» Stated exercise: Out of the lines below, please list those that hold the string "информация".

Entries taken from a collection
•••••

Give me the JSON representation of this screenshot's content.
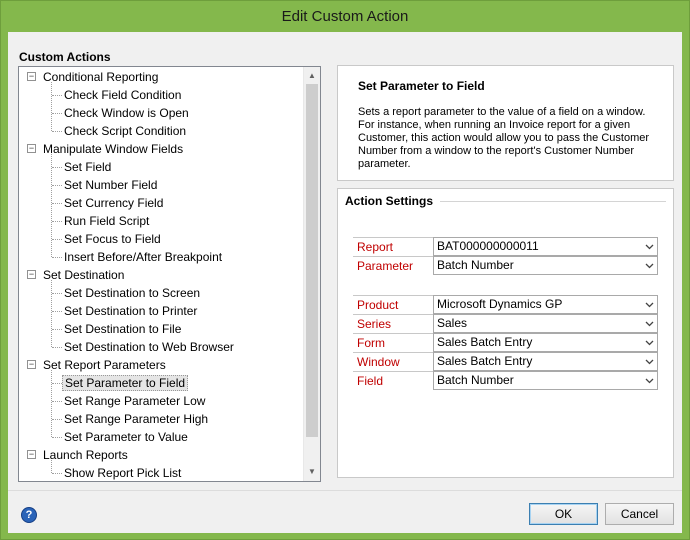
{
  "window": {
    "title": "Edit Custom Action"
  },
  "custom_actions": {
    "label": "Custom Actions",
    "groups": [
      {
        "label": "Conditional Reporting",
        "expander": "−",
        "items": [
          "Check Field Condition",
          "Check Window is Open",
          "Check Script Condition"
        ]
      },
      {
        "label": "Manipulate Window Fields",
        "expander": "−",
        "items": [
          "Set Field",
          "Set Number Field",
          "Set Currency Field",
          "Run Field Script",
          "Set Focus to Field",
          "Insert Before/After Breakpoint"
        ]
      },
      {
        "label": "Set Destination",
        "expander": "−",
        "items": [
          "Set Destination to Screen",
          "Set Destination to Printer",
          "Set Destination to File",
          "Set Destination to Web Browser"
        ]
      },
      {
        "label": "Set Report Parameters",
        "expander": "−",
        "items": [
          "Set Parameter to Field",
          "Set Range Parameter Low",
          "Set Range Parameter High",
          "Set Parameter to Value"
        ]
      },
      {
        "label": "Launch Reports",
        "expander": "−",
        "items": [
          "Show Report Pick List"
        ]
      }
    ],
    "selected_item": "Set Parameter to Field"
  },
  "description": {
    "title": "Set Parameter to Field",
    "body": "Sets a report parameter to the value of a field on a window. For instance, when running an Invoice report for a given Customer, this action would allow you to pass the Customer Number from a window to the report's Customer Number parameter."
  },
  "action_settings": {
    "title": "Action Settings",
    "fields": [
      {
        "label": "Report",
        "value": "BAT000000000011"
      },
      {
        "label": "Parameter",
        "value": "Batch Number"
      },
      {
        "label": "Product",
        "value": "Microsoft Dynamics GP"
      },
      {
        "label": "Series",
        "value": "Sales"
      },
      {
        "label": "Form",
        "value": "Sales Batch Entry"
      },
      {
        "label": "Window",
        "value": "Sales Batch Entry"
      },
      {
        "label": "Field",
        "value": "Batch Number"
      }
    ]
  },
  "footer": {
    "help_glyph": "?",
    "ok_label": "OK",
    "cancel_label": "Cancel"
  },
  "icons": {
    "help": "help-icon",
    "dropdown": "chevron-down-icon",
    "expand": "collapse-icon"
  },
  "colors": {
    "title_bar": "#84b84c",
    "field_label": "#c00000",
    "help_icon": "#2a63b8"
  }
}
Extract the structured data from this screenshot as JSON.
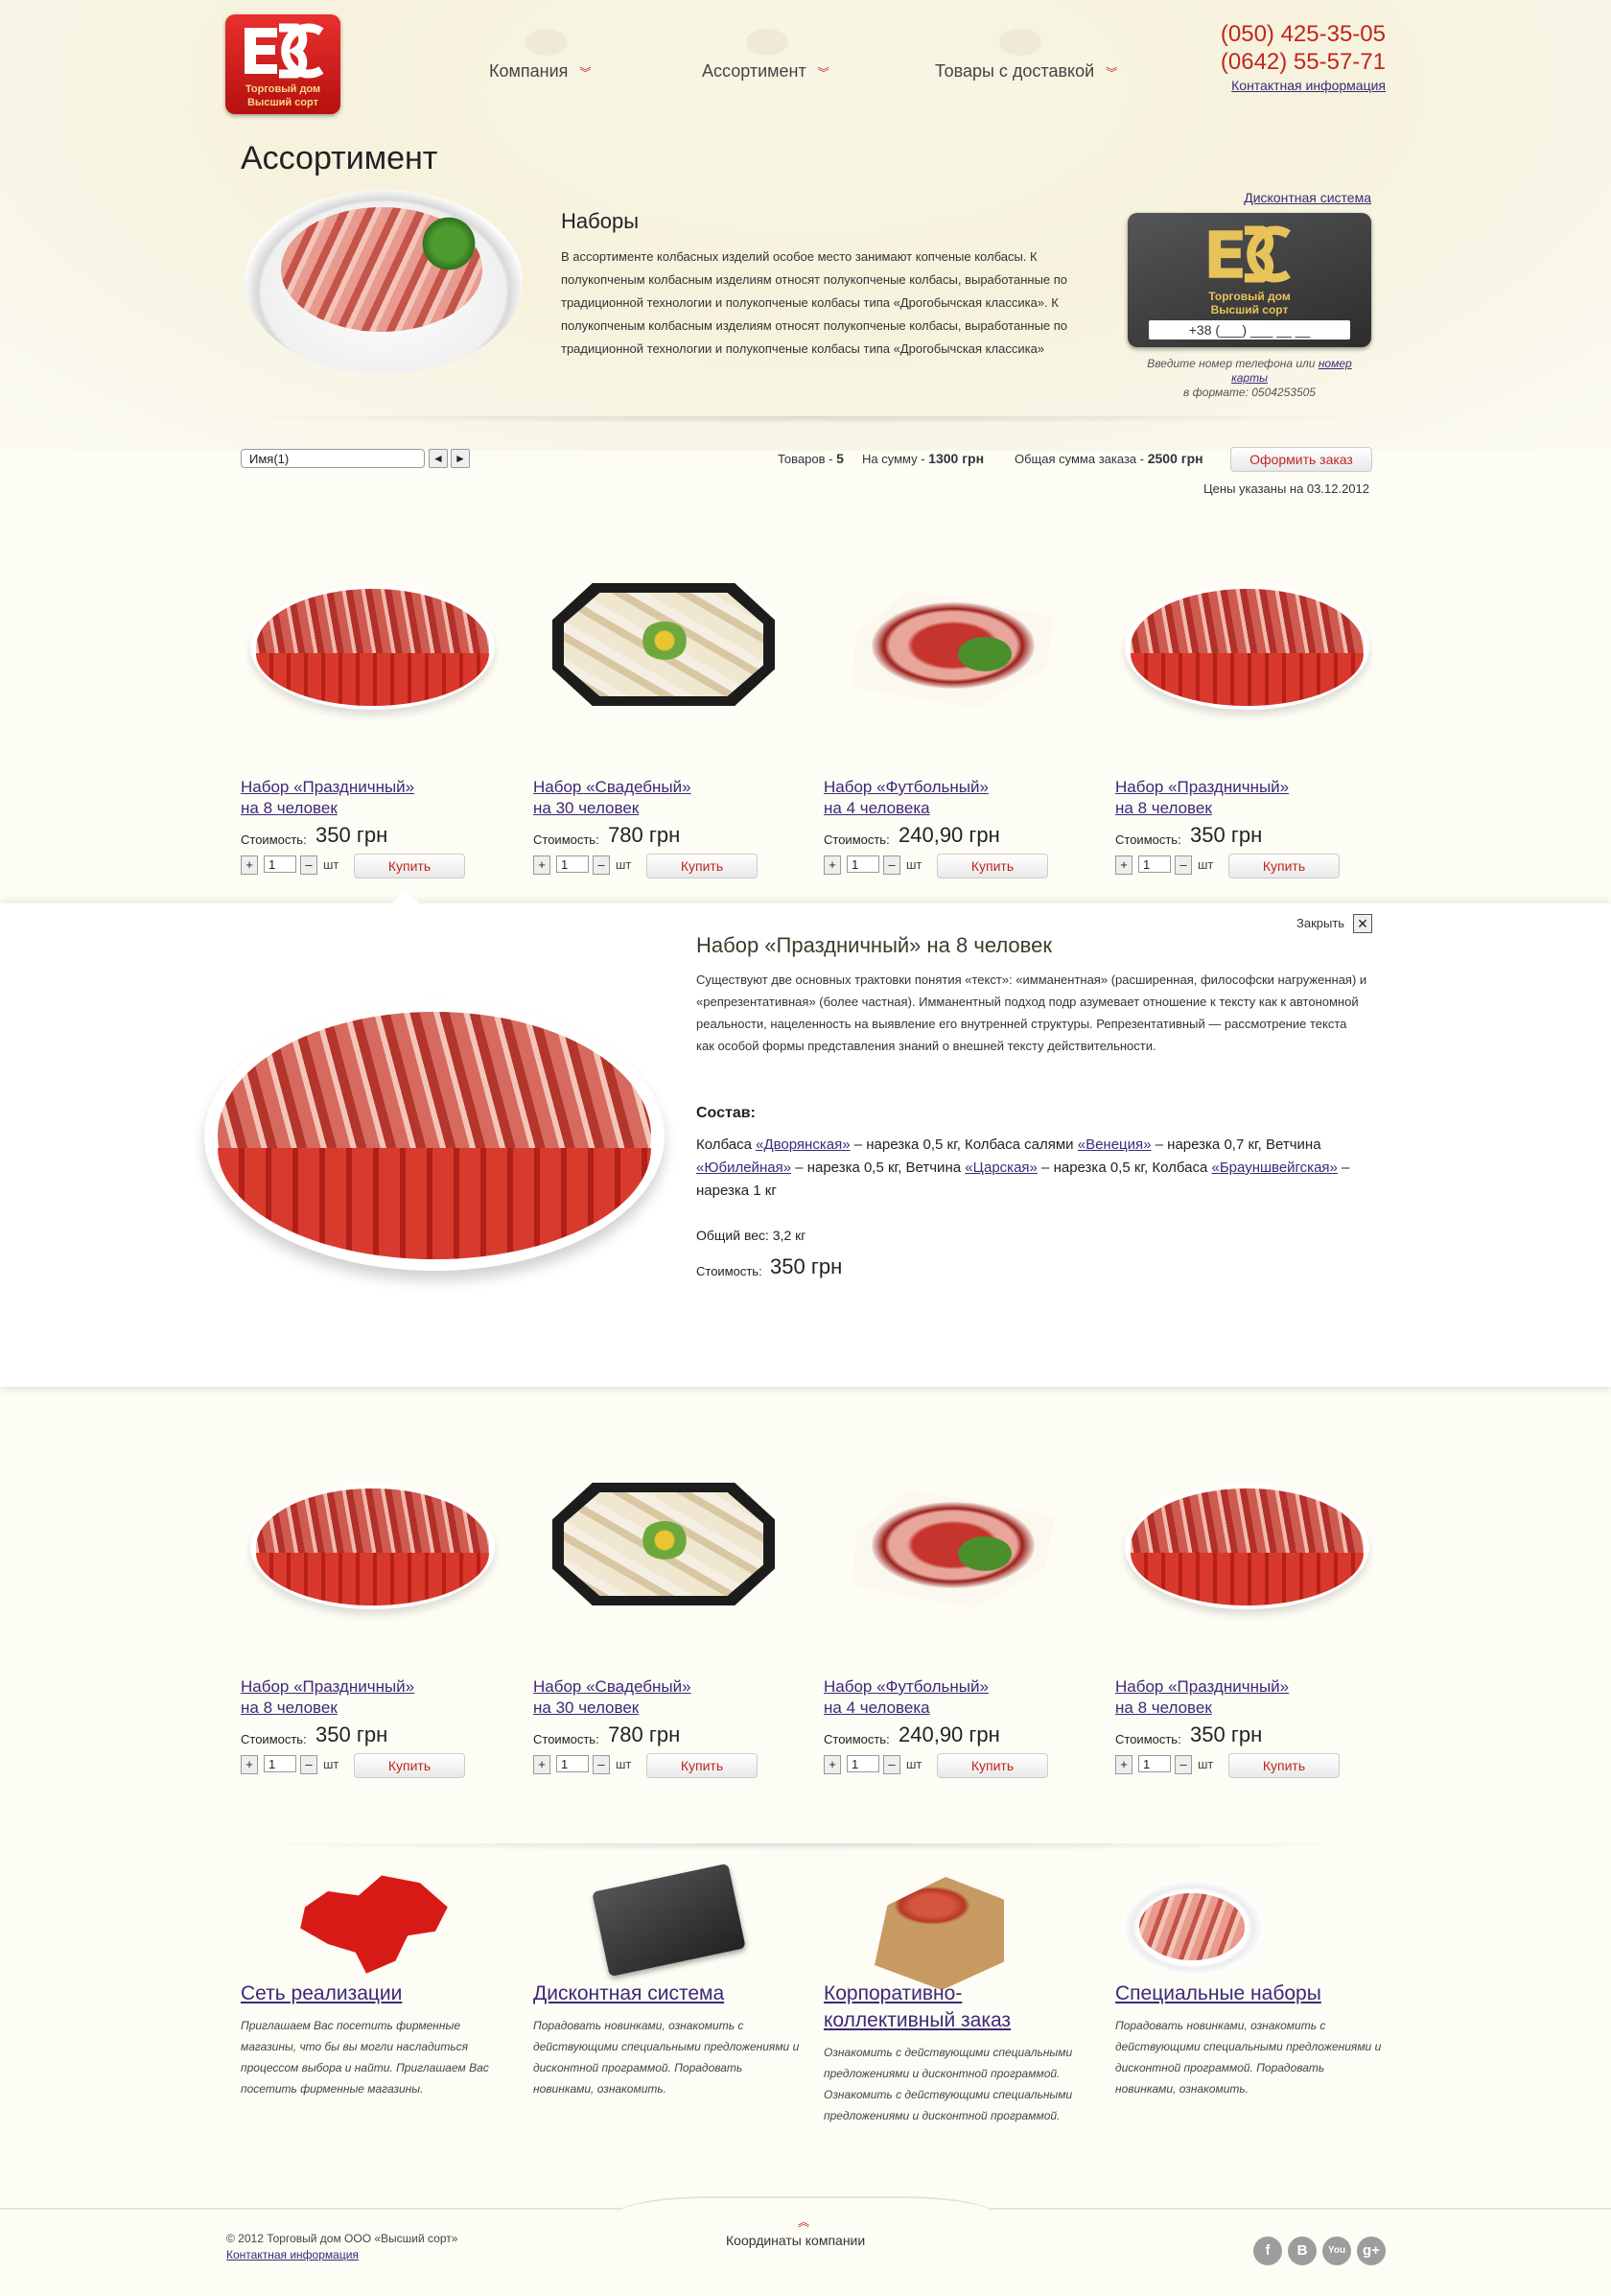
{
  "header": {
    "logo": {
      "line1": "Торговый дом",
      "line2": "Высший сорт"
    },
    "nav": [
      {
        "label": "Компания"
      },
      {
        "label": "Ассортимент"
      },
      {
        "label": "Товары с доставкой"
      }
    ],
    "phones": [
      "(050) 425-35-05",
      "(0642) 55-57-71"
    ],
    "contact_link": "Контактная информация"
  },
  "page_title": "Ассортимент",
  "section": {
    "title": "Наборы",
    "text": "В ассортименте колбасных изделий особое место занимают копченые колбасы. К полукопченым колбасным изделиям относят полукопченые колбасы, выработанные по традиционной технологии и полукопченые колбасы типа «Дрогобычская классика». К полукопченым колбасным изделиям относят полукопченые колбасы, выработанные по традиционной технологии и полукопченые колбасы типа «Дрогобычская классика»"
  },
  "discount": {
    "link": "Дисконтная система",
    "card_line1": "Торговый дом",
    "card_line2": "Высший сорт",
    "phone_placeholder": "+38 (___) ___ __ __",
    "hint_part1": "Введите номер телефона или",
    "hint_link": "номер карты",
    "hint_part2": "в формате: 0504253505"
  },
  "toolbar": {
    "sort_value": "Имя(1)",
    "prev_icon": "◄",
    "next_icon": "►",
    "goods_label": "Товаров -",
    "goods_count": "5",
    "sum_label": "На сумму -",
    "sum_value": "1300 грн",
    "total_label": "Общая сумма заказа -",
    "total_value": "2500 грн",
    "order_button": "Оформить заказ",
    "prices_date": "Цены указаны на 03.12.2012"
  },
  "products_row1": [
    {
      "name1": "Набор «Праздничный»",
      "name2": "на 8 человек",
      "cost_label": "Стоимость:",
      "cost": "350 грн",
      "qty": "1",
      "unit": "шт",
      "buy": "Купить",
      "img": "oval"
    },
    {
      "name1": "Набор «Свадебный»",
      "name2": "на 30 человек",
      "cost_label": "Стоимость:",
      "cost": "780 грн",
      "qty": "1",
      "unit": "шт",
      "buy": "Купить",
      "img": "tray"
    },
    {
      "name1": "Набор «Футбольный»",
      "name2": "на 4 человека",
      "cost_label": "Стоимость:",
      "cost": "240,90 грн",
      "qty": "1",
      "unit": "шт",
      "buy": "Купить",
      "img": "square"
    },
    {
      "name1": "Набор «Праздничный»",
      "name2": "на 8 человек",
      "cost_label": "Стоимость:",
      "cost": "350 грн",
      "qty": "1",
      "unit": "шт",
      "buy": "Купить",
      "img": "oval"
    }
  ],
  "products_row2": [
    {
      "name1": "Набор «Праздничный»",
      "name2": "на 8 человек",
      "cost_label": "Стоимость:",
      "cost": "350 грн",
      "qty": "1",
      "unit": "шт",
      "buy": "Купить",
      "img": "oval"
    },
    {
      "name1": "Набор «Свадебный»",
      "name2": "на 30 человек",
      "cost_label": "Стоимость:",
      "cost": "780 грн",
      "qty": "1",
      "unit": "шт",
      "buy": "Купить",
      "img": "tray"
    },
    {
      "name1": "Набор «Футбольный»",
      "name2": "на 4 человека",
      "cost_label": "Стоимость:",
      "cost": "240,90 грн",
      "qty": "1",
      "unit": "шт",
      "buy": "Купить",
      "img": "square"
    },
    {
      "name1": "Набор «Праздничный»",
      "name2": "на 8 человек",
      "cost_label": "Стоимость:",
      "cost": "350 грн",
      "qty": "1",
      "unit": "шт",
      "buy": "Купить",
      "img": "oval"
    }
  ],
  "detail": {
    "close_label": "Закрыть",
    "close_icon": "✕",
    "title": "Набор «Праздничный» на 8 человек",
    "text": "Существуют две основных трактовки понятия «текст»: «имманентная» (расширенная, философски нагруженная) и «репрезентативная» (более частная). Имманентный подход подр азумевает отношение к тексту как к автономной реальности, нацеленность на выявление его внутренней структуры. Репрезентативный — рассмотрение текста как особой формы представления знаний о внешней тексту действительности.",
    "composition_title": "Состав:",
    "composition": [
      {
        "t": "Колбаса "
      },
      {
        "l": "«Дворянская»"
      },
      {
        "t": " – нарезка 0,5 кг, Колбаса салями "
      },
      {
        "l": "«Венеция»"
      },
      {
        "t": " – нарезка 0,7 кг, Ветчина "
      },
      {
        "l": "«Юбилейная»"
      },
      {
        "t": " – нарезка 0,5 кг, Ветчина "
      },
      {
        "l": "«Царская»"
      },
      {
        "t": " – нарезка 0,5 кг, Колбаса "
      },
      {
        "l": "«Брауншвейгская»"
      },
      {
        "t": " – нарезка 1 кг"
      }
    ],
    "weight": "Общий вес: 3,2 кг",
    "cost_label": "Стоимость:",
    "cost": "350 грн"
  },
  "features": [
    {
      "title": "Сеть реализации",
      "text": "Приглашаем Вас посетить фирменные магазины, что бы вы могли насладиться процессом выбора и найти. Приглашаем Вас посетить фирменные магазины."
    },
    {
      "title": "Дисконтная система",
      "text": "Порадовать новинками, ознакомить с действующими специальными предложениями и дисконтной программой. Порадовать новинками, ознакомить."
    },
    {
      "title": "Корпоративно-коллективный заказ",
      "text": "Ознакомить с действующими специальными предложениями и дисконтной программой. Ознакомить с действующими специальными предложениями и дисконтной программой."
    },
    {
      "title": "Специальные наборы",
      "text": "Порадовать новинками, ознакомить с действующими специальными предложениями и дисконтной программой. Порадовать новинками, ознакомить."
    }
  ],
  "footer": {
    "copyright": "© 2012 Торговый дом ООО «Высший сорт»",
    "contact_link": "Контактная информация",
    "coords": "Координаты компании",
    "coords_icon": "︽",
    "social": [
      {
        "icon": "facebook-icon",
        "glyph": "f"
      },
      {
        "icon": "vkontakte-icon",
        "glyph": "B"
      },
      {
        "icon": "youtube-icon",
        "glyph": "You"
      },
      {
        "icon": "google-plus-icon",
        "glyph": "g+"
      }
    ]
  }
}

•••••

» Result of this exercise:
    "contact_link": "Контактная информация"
    "contact_link": "Контактная информация",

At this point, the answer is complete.